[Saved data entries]

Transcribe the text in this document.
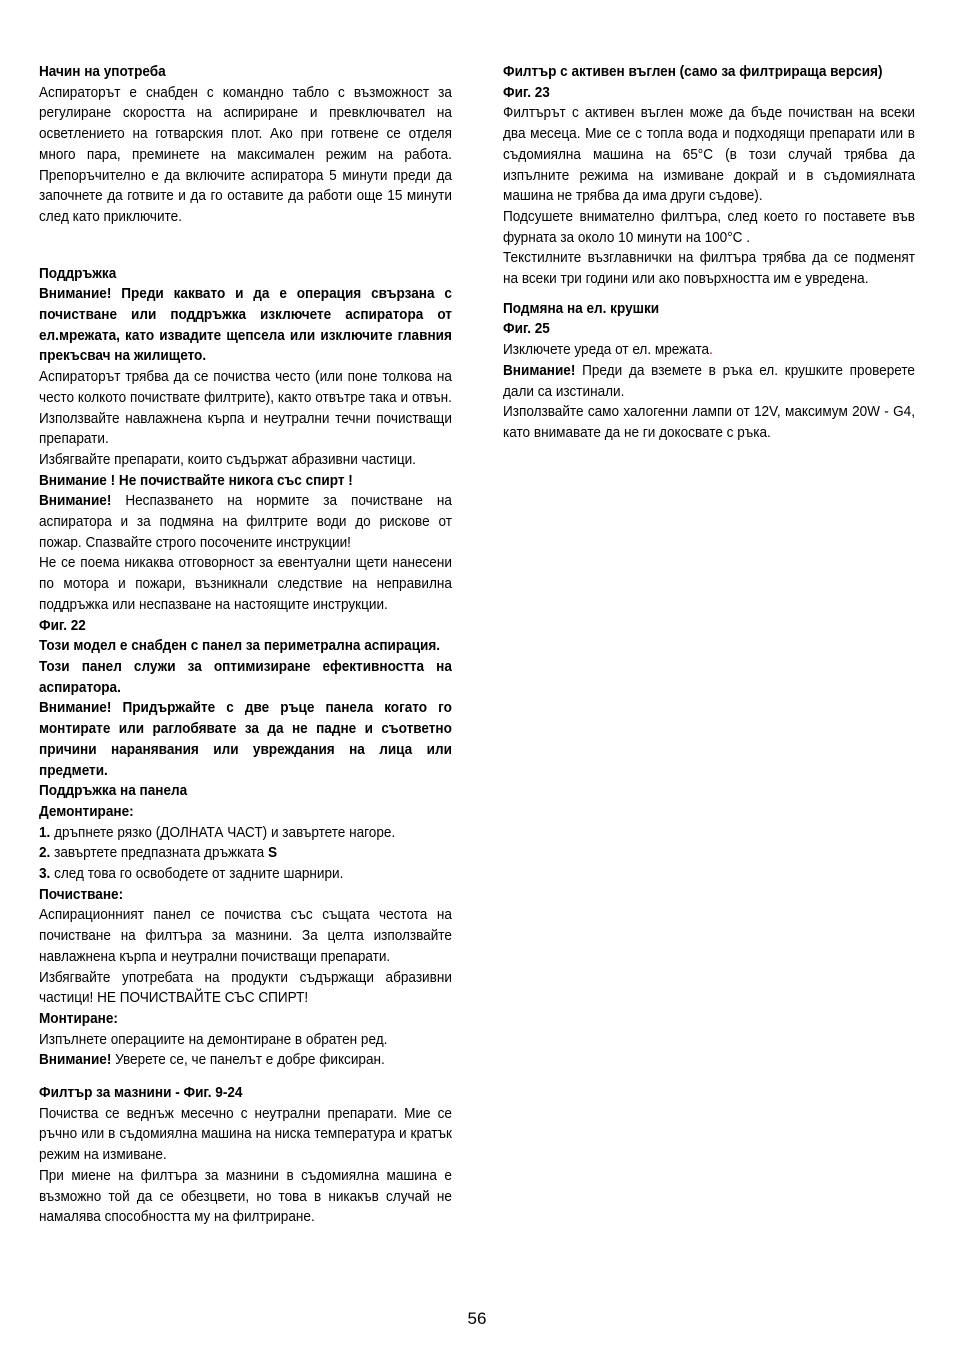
Начин на употреба

Аспираторът е снабден с командно табло с възможност за регулиране скоростта на аспириране и превключвател на осветлението на готварския плот. Ако при готвене се отделя много пара, преминете на максимален режим на работа. Препоръчително е да включите аспиратора 5 минути преди да започнете да готвите и да го оставите да работи още 15 минути след като приключите.

Поддръжка

Внимание! Преди каквато и да е операция свързана с почистване или поддръжка изключете аспиратора от ел.мрежата, като извадите щепсела или изключите главния прекъсвач на жилището.

Аспираторът трябва да се почиства често (или поне толкова на често колкото почиствате филтрите), както отвътре така и отвън. Използвайте навлажнена кърпа и неутрални течни почистващи препарати.

Избягвайте препарати, които съдържат абразивни частици.

Внимание ! Не почиствайте никога със спирт !

Внимание! Неспазването на нормите за почистване на аспиратора и за подмяна на филтрите води до рискове от пожар. Спазвайте строго посочените инструкции!

Не се поема никаква отговорност за евентуални щети нанесени по мотора и пожари, възникнали следствие на неправилна поддръжка или неспазване на настоящите инструкции.

Фиг. 22

Този модел е снабден с панел за периметрална аспирация.

Този панел служи за оптимизиране ефективността на аспиратора.

Внимание! Придържайте с две ръце панела когато го монтирате или раглобявате за да не падне и съответно причини наранявания или увреждания на лица или предмети.

Поддръжка на панела

Демонтиране:

1. дръпнете рязко (ДОЛНАТА ЧАСТ) и завъртете нагоре.

2. завъртете предпазната дръжката S

3. след това го освободете от задните шарнири.

Почистване:

Аспирационният панел се почиства със същата честота на почистване на филтъра за мазнини. За целта използвайте навлажнена кърпа и неутрални почистващи препарати.

Избягвайте употребата на продукти съдържащи абразивни частици! НЕ ПОЧИСТВАЙТЕ СЪС СПИРТ!

Монтиране:

Изпълнете операциите на демонтиране в обратен ред.

Внимание! Уверете се, че панелът е добре фиксиран.

Филтър за мазнини - Фиг. 9-24

Почиства се веднъж месечно с неутрални препарати. Мие се ръчно или в съдомиялна машина на ниска температура и кратък режим на измиване.

При миене на филтъра за мазнини в съдомиялна машина е възможно той да се обезцвети, но това в никакъв случай не намалява способността му на филтриране.

Филтър с активен въглен (само за филтрираща версия)

Фиг. 23

Филтърът с активен въглен може да бъде почистван на всеки два месеца. Мие се с топла вода и подходящи препарати или в съдомиялна машина на 65°C (в този случай трябва да изпълните режима на измиване докрай и в съдомиялната машина не трябва да има други съдове).

Подсушете внимателно филтъра, след което го поставете във фурната за около 10 минути на 100°C .

Текстилните възглавнички на филтъра трябва да се подменят на всеки три години или ако повърхността им е увредена.

Подмяна на ел. крушки

Фиг. 25

Изключете уреда от ел. мрежата.

Внимание! Преди да вземете в ръка ел. крушките проверете дали са изстинали.

Използвайте само халогенни лампи от 12V, максимум 20W - G4, като внимавате да не ги докосвате с ръка.

56
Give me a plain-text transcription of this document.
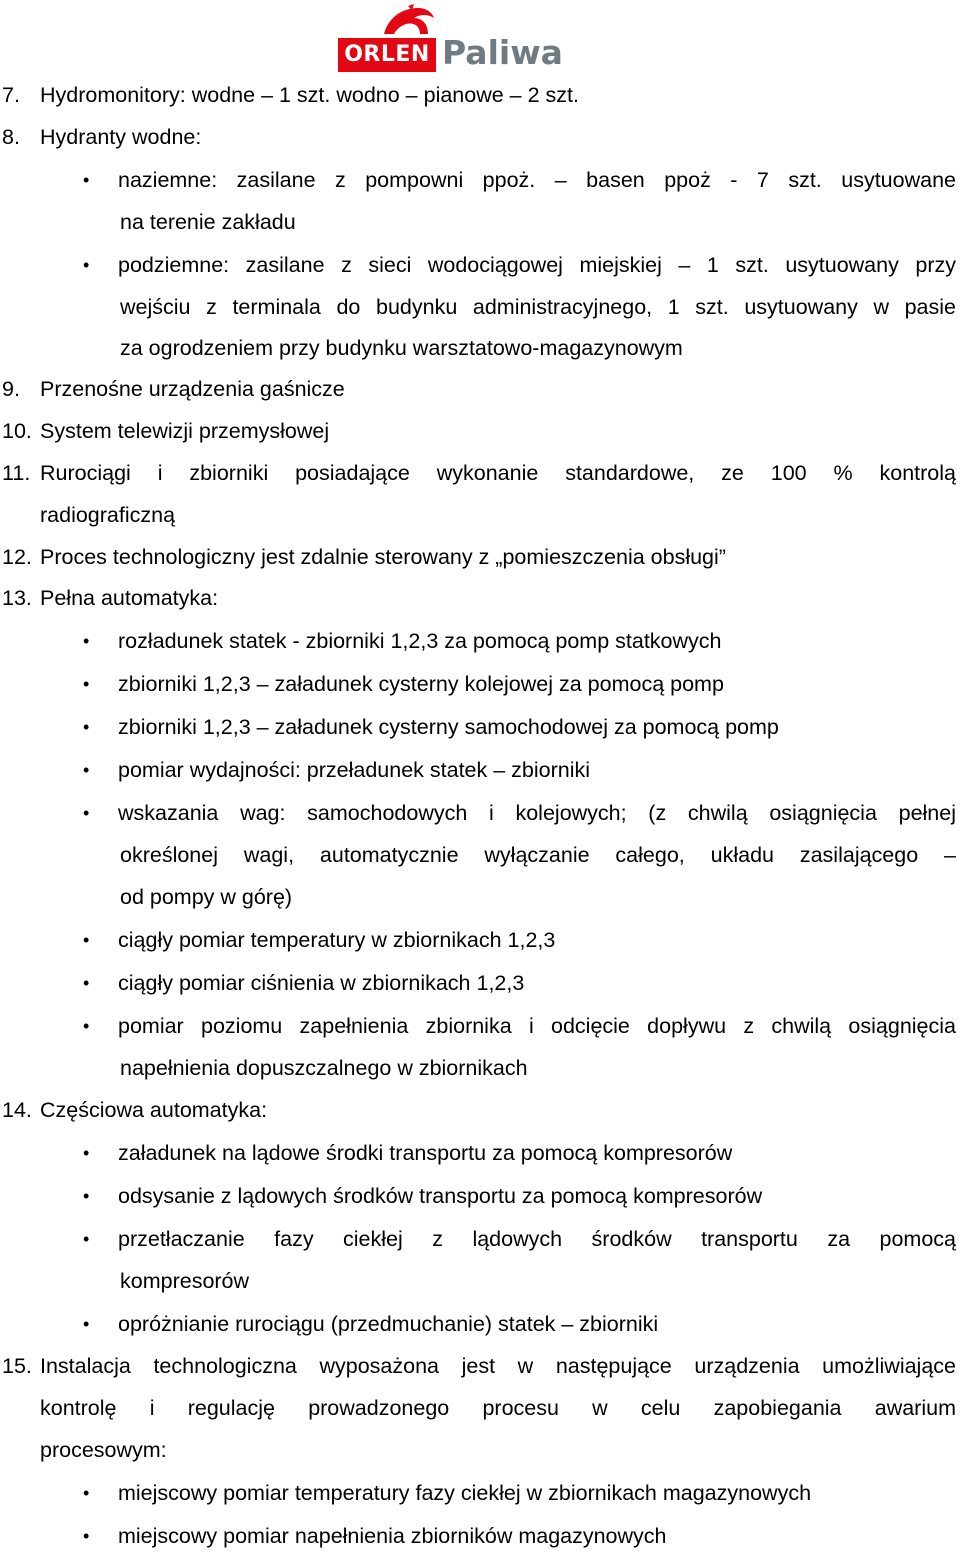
ORLEN Paliwa
7. Hydromonitory: wodne – 1 szt. wodno – pianowe – 2 szt.
8. Hydranty wodne:
• naziemne: zasilane z pompowni ppoż. – basen ppoż - 7 szt. usytuowane
na terenie zakładu
• podziemne: zasilane z sieci wodociągowej miejskiej – 1 szt. usytuowany przy
wejściu z terminala do budynku administracyjnego, 1 szt. usytuowany w pasie
za ogrodzeniem przy budynku warsztatowo-magazynowym
9. Przenośne urządzenia gaśnicze
10. System telewizji przemysłowej
11. Rurociągi i zbiorniki posiadające wykonanie standardowe, ze 100 % kontrolą
radiograficzną
12. Proces technologiczny jest zdalnie sterowany z „pomieszczenia obsługi”
13. Pełna automatyka:
• rozładunek statek - zbiorniki 1,2,3 za pomocą pomp statkowych
• zbiorniki 1,2,3 – załadunek cysterny kolejowej za pomocą pomp
• zbiorniki 1,2,3 – załadunek cysterny samochodowej za pomocą pomp
• pomiar wydajności: przeładunek statek – zbiorniki
• wskazania wag: samochodowych i kolejowych; (z chwilą osiągnięcia pełnej
określonej wagi, automatycznie wyłączanie całego, układu zasilającego –
od pompy w górę)
• ciągły pomiar temperatury w zbiornikach 1,2,3
• ciągły pomiar ciśnienia w zbiornikach 1,2,3
• pomiar poziomu zapełnienia zbiornika i odcięcie dopływu z chwilą osiągnięcia
napełnienia dopuszczalnego w zbiornikach
14. Częściowa automatyka:
• załadunek na lądowe środki transportu za pomocą kompresorów
• odsysanie z lądowych środków transportu za pomocą kompresorów
• przetłaczanie fazy ciekłej z lądowych środków transportu za pomocą
kompresorów
• opróżnianie rurociągu (przedmuchanie) statek – zbiorniki
15. Instalacja technologiczna wyposażona jest w następujące urządzenia umożliwiające
kontrolę i regulację prowadzonego procesu w celu zapobiegania awarium
procesowym:
• miejscowy pomiar temperatury fazy ciekłej w zbiornikach magazynowych
• miejscowy pomiar napełnienia zbiorników magazynowych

◆ **Brief**: Pictures are excluded; output everything else in the data verbatim.

◆ **Problem solution**:
Transcribe the text in this document.
Начин на употреба

Аспираторът е снабден с командно табло с възможност за регулиране скоростта на аспириране и превключвател на осветлението на готварския плот. Ако при готвене се отделя много пара, преминете на максимален режим на работа. Препоръчително е да включите аспиратора 5 минути преди да започнете да готвите и да го оставите да работи още 15 минути след като приключите.

Поддръжка

Внимание! Преди каквато и да е операция свързана с почистване или поддръжка изключете аспиратора от ел.мрежата, като извадите щепсела или изключите главния прекъсвач на жилището.

Аспираторът трябва да се почиства често (или поне толкова на често колкото почиствате филтрите), както отвътре така и отвън. Използвайте навлажнена кърпа и неутрални течни почистващи препарати.

Избягвайте препарати, които съдържат абразивни частици.

Внимание ! Не почиствайте никога със спирт !

Внимание! Неспазването на нормите за почистване на аспиратора и за подмяна на филтрите води до рискове от пожар. Спазвайте строго посочените инструкции!

Не се поема никаква отговорност за евентуални щети нанесени по мотора и пожари, възникнали следствие на неправилна поддръжка или неспазване на настоящите инструкции.

Фиг. 22

Този модел е снабден с панел за периметрална аспирация.

Този панел служи за оптимизиране ефективността на аспиратора.

Внимание! Придържайте с две ръце панела когато го монтирате или раглобявате за да не падне и съответно причини наранявания или увреждания на лица или предмети.

Поддръжка на панела

Демонтиране:

1. дръпнете рязко (ДОЛНАТА ЧАСТ) и завъртете нагоре.

2. завъртете предпазната дръжката S

3. след това го освободете от задните шарнири.

Почистване:

Аспирационният панел се почиства със същата честота на почистване на филтъра за мазнини. За целта използвайте навлажнена кърпа и неутрални почистващи препарати.

Избягвайте употребата на продукти съдържащи абразивни частици! НЕ ПОЧИСТВАЙТЕ СЪС СПИРТ!

Монтиране:

Изпълнете операциите на демонтиране в обратен ред.

Внимание! Уверете се, че панелът е добре фиксиран.

Филтър за мазнини - Фиг. 9-24

Почиства се веднъж месечно с неутрални препарати. Мие се ръчно или в съдомиялна машина на ниска температура и кратък режим на измиване.

При миене на филтъра за мазнини в съдомиялна машина е възможно той да се обезцвети, но това в никакъв случай не намалява способността му на филтриране.

Филтър с активен въглен (само за филтрираща версия)

Фиг. 23

Филтърът с активен въглен може да бъде почистван на всеки два месеца. Мие се с топла вода и подходящи препарати или в съдомиялна машина на 65°C (в този случай трябва да изпълните режима на измиване докрай и в съдомиялната машина не трябва да има други съдове).

Подсушете внимателно филтъра, след което го поставете във фурната за около 10 минути на 100°C .

Текстилните възглавнички на филтъра трябва да се подменят на всеки три години или ако повърхността им е увредена.

Подмяна на ел. крушки

Фиг. 25

Изключете уреда от ел. мрежата.

Внимание! Преди да вземете в ръка ел. крушките проверете дали са изстинали.

Използвайте само халогенни лампи от 12V, максимум 20W - G4, като внимавате да не ги докосвате с ръка.

56
Give me a plain-text transcription of this document.
ORLEN Paliwa
7. Hydromonitory: wodne – 1 szt. wodno – pianowe – 2 szt.
8. Hydranty wodne:
• naziemne: zasilane z pompowni ppoż. – basen ppoż - 7 szt. usytuowane
na terenie zakładu
• podziemne: zasilane z sieci wodociągowej miejskiej – 1 szt. usytuowany przy
wejściu z terminala do budynku administracyjnego, 1 szt. usytuowany w pasie
za ogrodzeniem przy budynku warsztatowo-magazynowym
9. Przenośne urządzenia gaśnicze
10. System telewizji przemysłowej
11. Rurociągi i zbiorniki posiadające wykonanie standardowe, ze 100 % kontrolą
radiograficzną
12. Proces technologiczny jest zdalnie sterowany z „pomieszczenia obsługi”
13. Pełna automatyka:
• rozładunek statek - zbiorniki 1,2,3 za pomocą pomp statkowych
• zbiorniki 1,2,3 – załadunek cysterny kolejowej za pomocą pomp
• zbiorniki 1,2,3 – załadunek cysterny samochodowej za pomocą pomp
• pomiar wydajności: przeładunek statek – zbiorniki
• wskazania wag: samochodowych i kolejowych; (z chwilą osiągnięcia pełnej
określonej wagi, automatycznie wyłączanie całego, układu zasilającego –
od pompy w górę)
• ciągły pomiar temperatury w zbiornikach 1,2,3
• ciągły pomiar ciśnienia w zbiornikach 1,2,3
• pomiar poziomu zapełnienia zbiornika i odcięcie dopływu z chwilą osiągnięcia
napełnienia dopuszczalnego w zbiornikach
14. Częściowa automatyka:
• załadunek na lądowe środki transportu za pomocą kompresorów
• odsysanie z lądowych środków transportu za pomocą kompresorów
• przetłaczanie fazy ciekłej z lądowych środków transportu za pomocą
kompresorów
• opróżnianie rurociągu (przedmuchanie) statek – zbiorniki
15. Instalacja technologiczna wyposażona jest w następujące urządzenia umożliwiające
kontrolę i regulację prowadzonego procesu w celu zapobiegania awarium
procesowym:
• miejscowy pomiar temperatury fazy ciekłej w zbiornikach magazynowych
• miejscowy pomiar napełnienia zbiorników magazynowych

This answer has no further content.